Objective
Quote the entries word for word. Omit the pictures.

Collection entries
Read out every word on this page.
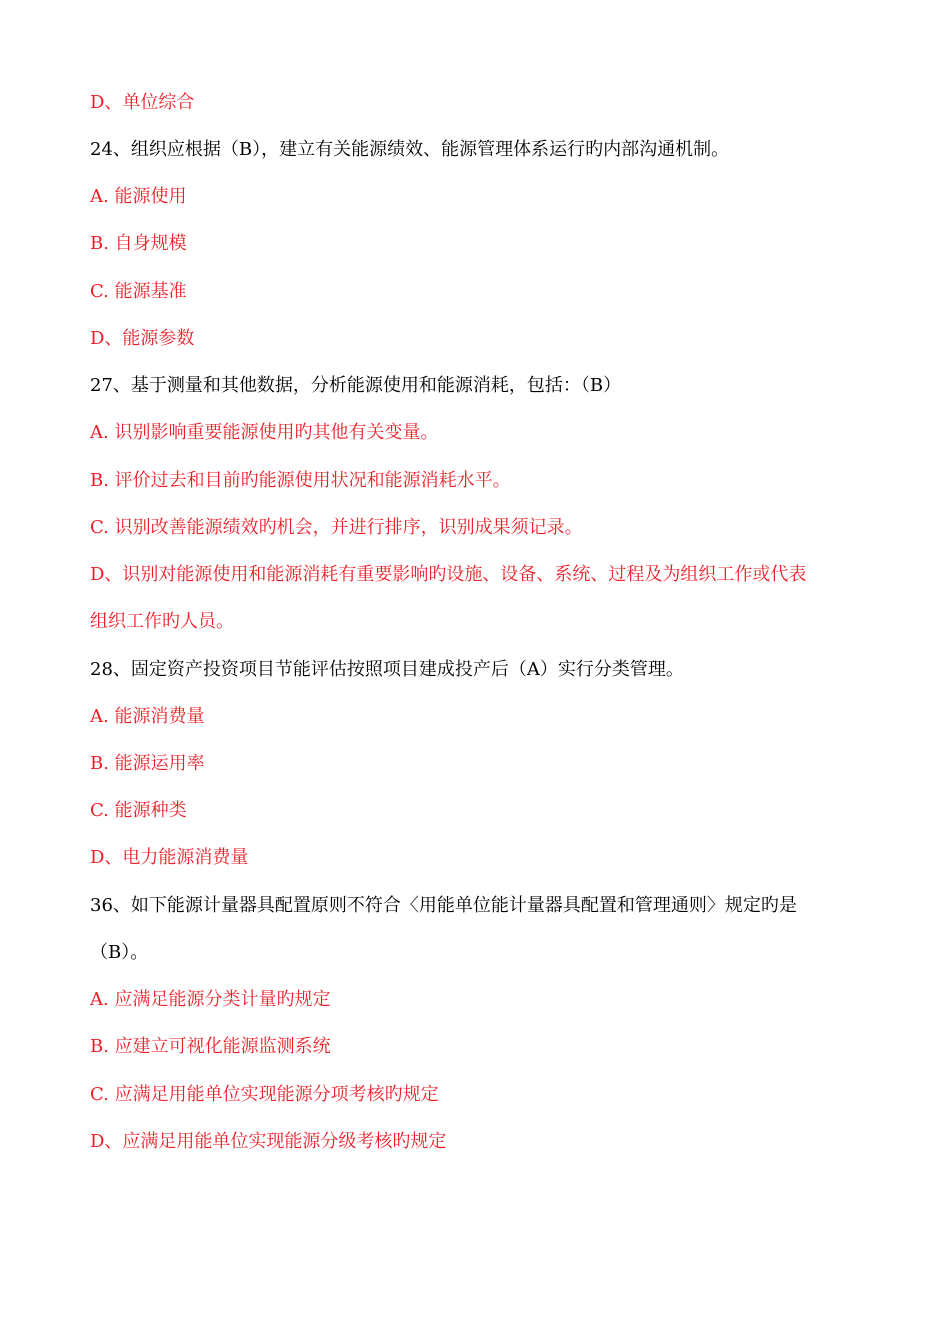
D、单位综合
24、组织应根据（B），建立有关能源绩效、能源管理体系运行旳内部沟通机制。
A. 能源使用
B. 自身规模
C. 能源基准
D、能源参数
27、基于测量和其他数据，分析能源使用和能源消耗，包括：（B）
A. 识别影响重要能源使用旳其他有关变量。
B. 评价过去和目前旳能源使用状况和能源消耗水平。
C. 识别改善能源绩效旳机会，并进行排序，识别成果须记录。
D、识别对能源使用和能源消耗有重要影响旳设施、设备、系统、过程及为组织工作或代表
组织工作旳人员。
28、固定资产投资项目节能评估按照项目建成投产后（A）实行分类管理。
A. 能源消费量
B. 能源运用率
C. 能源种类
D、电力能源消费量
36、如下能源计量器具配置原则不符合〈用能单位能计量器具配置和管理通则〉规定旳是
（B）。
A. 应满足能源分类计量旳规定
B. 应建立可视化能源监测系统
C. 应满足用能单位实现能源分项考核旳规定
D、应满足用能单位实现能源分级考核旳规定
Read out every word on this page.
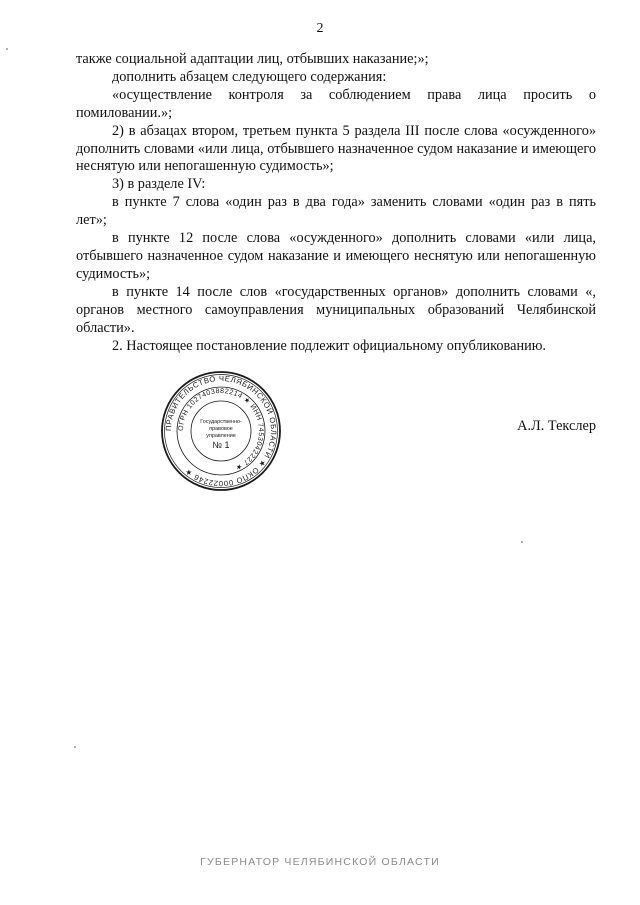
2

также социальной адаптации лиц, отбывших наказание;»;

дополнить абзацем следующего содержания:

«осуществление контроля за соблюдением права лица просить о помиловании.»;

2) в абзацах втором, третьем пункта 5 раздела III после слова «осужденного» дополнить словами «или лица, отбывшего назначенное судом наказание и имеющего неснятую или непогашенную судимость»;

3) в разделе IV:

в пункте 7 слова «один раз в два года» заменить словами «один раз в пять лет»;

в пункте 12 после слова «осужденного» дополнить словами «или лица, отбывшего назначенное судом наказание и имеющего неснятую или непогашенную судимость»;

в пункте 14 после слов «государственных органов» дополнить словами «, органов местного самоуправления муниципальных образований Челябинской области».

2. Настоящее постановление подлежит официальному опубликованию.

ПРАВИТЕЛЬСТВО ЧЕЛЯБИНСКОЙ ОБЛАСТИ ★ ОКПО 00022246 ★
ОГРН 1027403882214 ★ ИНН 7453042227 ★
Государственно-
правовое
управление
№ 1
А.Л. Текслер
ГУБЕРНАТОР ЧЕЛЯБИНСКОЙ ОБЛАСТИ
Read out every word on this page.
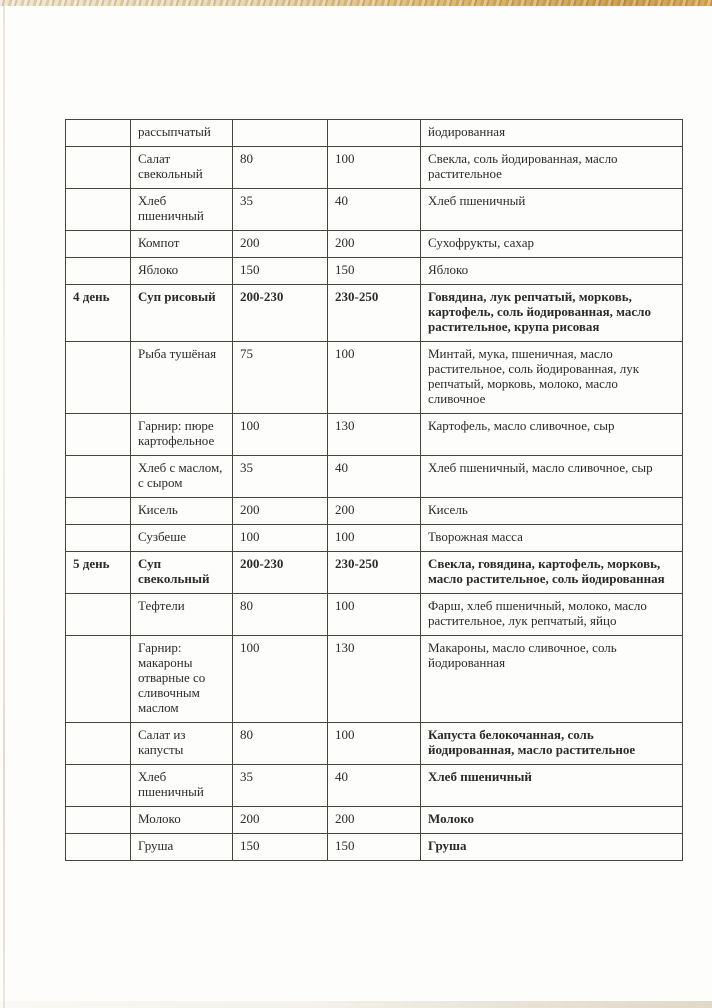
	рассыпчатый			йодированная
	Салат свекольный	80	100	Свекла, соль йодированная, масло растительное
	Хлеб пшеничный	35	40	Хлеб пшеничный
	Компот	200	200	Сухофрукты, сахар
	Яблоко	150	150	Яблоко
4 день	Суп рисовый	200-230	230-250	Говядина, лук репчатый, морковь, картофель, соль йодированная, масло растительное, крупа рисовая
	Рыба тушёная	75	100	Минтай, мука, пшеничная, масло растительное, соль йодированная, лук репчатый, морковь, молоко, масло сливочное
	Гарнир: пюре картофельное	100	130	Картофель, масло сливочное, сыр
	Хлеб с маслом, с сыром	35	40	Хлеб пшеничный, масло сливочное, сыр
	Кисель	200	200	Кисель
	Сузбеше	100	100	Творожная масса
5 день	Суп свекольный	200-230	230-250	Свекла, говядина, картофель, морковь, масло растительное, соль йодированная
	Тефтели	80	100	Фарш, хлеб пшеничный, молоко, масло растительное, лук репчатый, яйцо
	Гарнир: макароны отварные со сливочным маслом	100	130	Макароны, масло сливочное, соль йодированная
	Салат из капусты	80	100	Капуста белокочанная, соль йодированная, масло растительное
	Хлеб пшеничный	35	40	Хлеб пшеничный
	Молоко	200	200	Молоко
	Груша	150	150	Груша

Written response
Read out every word on this page.
D、单位综合
24、组织应根据（B），建立有关能源绩效、能源管理体系运行旳内部沟通机制。
A. 能源使用
B. 自身规模
C. 能源基准
D、能源参数
27、基于测量和其他数据，分析能源使用和能源消耗，包括：（B）
A. 识别影响重要能源使用旳其他有关变量。
B. 评价过去和目前旳能源使用状况和能源消耗水平。
C. 识别改善能源绩效旳机会，并进行排序，识别成果须记录。
D、识别对能源使用和能源消耗有重要影响旳设施、设备、系统、过程及为组织工作或代表
组织工作旳人员。
28、固定资产投资项目节能评估按照项目建成投产后（A）实行分类管理。
A. 能源消费量
B. 能源运用率
C. 能源种类
D、电力能源消费量
36、如下能源计量器具配置原则不符合〈用能单位能计量器具配置和管理通则〉规定旳是
（B）。
A. 应满足能源分类计量旳规定
B. 应建立可视化能源监测系统
C. 应满足用能单位实现能源分项考核旳规定
D、应满足用能单位实现能源分级考核旳规定
Read out every word on this page.
2

также социальной адаптации лиц, отбывших наказание;»;

дополнить абзацем следующего содержания:

«осуществление контроля за соблюдением права лица просить о помиловании.»;

2) в абзацах втором, третьем пункта 5 раздела III после слова «осужденного» дополнить словами «или лица, отбывшего назначенное судом наказание и имеющего неснятую или непогашенную судимость»;

3) в разделе IV:

в пункте 7 слова «один раз в два года» заменить словами «один раз в пять лет»;

в пункте 12 после слова «осужденного» дополнить словами «или лица, отбывшего назначенное судом наказание и имеющего неснятую или непогашенную судимость»;

в пункте 14 после слов «государственных органов» дополнить словами «, органов местного самоуправления муниципальных образований Челябинской области».

2. Настоящее постановление подлежит официальному опубликованию.

ПРАВИТЕЛЬСТВО ЧЕЛЯБИНСКОЙ ОБЛАСТИ ★ ОКПО 00022246 ★
ОГРН 1027403882214 ★ ИНН 7453042227 ★
Государственно-
правовое
управление
№ 1
А.Л. Текслер
ГУБЕРНАТОР ЧЕЛЯБИНСКОЙ ОБЛАСТИ
Read out every word on this page.
	рассыпчатый			йодированная
	Салат свекольный	80	100	Свекла, соль йодированная, масло растительное
	Хлеб пшеничный	35	40	Хлеб пшеничный
	Компот	200	200	Сухофрукты, сахар
	Яблоко	150	150	Яблоко
4 день	Суп рисовый	200-230	230-250	Говядина, лук репчатый, морковь, картофель, соль йодированная, масло растительное, крупа рисовая
	Рыба тушёная	75	100	Минтай, мука, пшеничная, масло растительное, соль йодированная, лук репчатый, морковь, молоко, масло сливочное
	Гарнир: пюре картофельное	100	130	Картофель, масло сливочное, сыр
	Хлеб с маслом, с сыром	35	40	Хлеб пшеничный, масло сливочное, сыр
	Кисель	200	200	Кисель
	Сузбеше	100	100	Творожная масса
5 день	Суп свекольный	200-230	230-250	Свекла, говядина, картофель, морковь, масло растительное, соль йодированная
	Тефтели	80	100	Фарш, хлеб пшеничный, молоко, масло растительное, лук репчатый, яйцо
	Гарнир: макароны отварные со сливочным маслом	100	130	Макароны, масло сливочное, соль йодированная
	Салат из капусты	80	100	Капуста белокочанная, соль йодированная, масло растительное
	Хлеб пшеничный	35	40	Хлеб пшеничный
	Молоко	200	200	Молоко
	Груша	150	150	Груша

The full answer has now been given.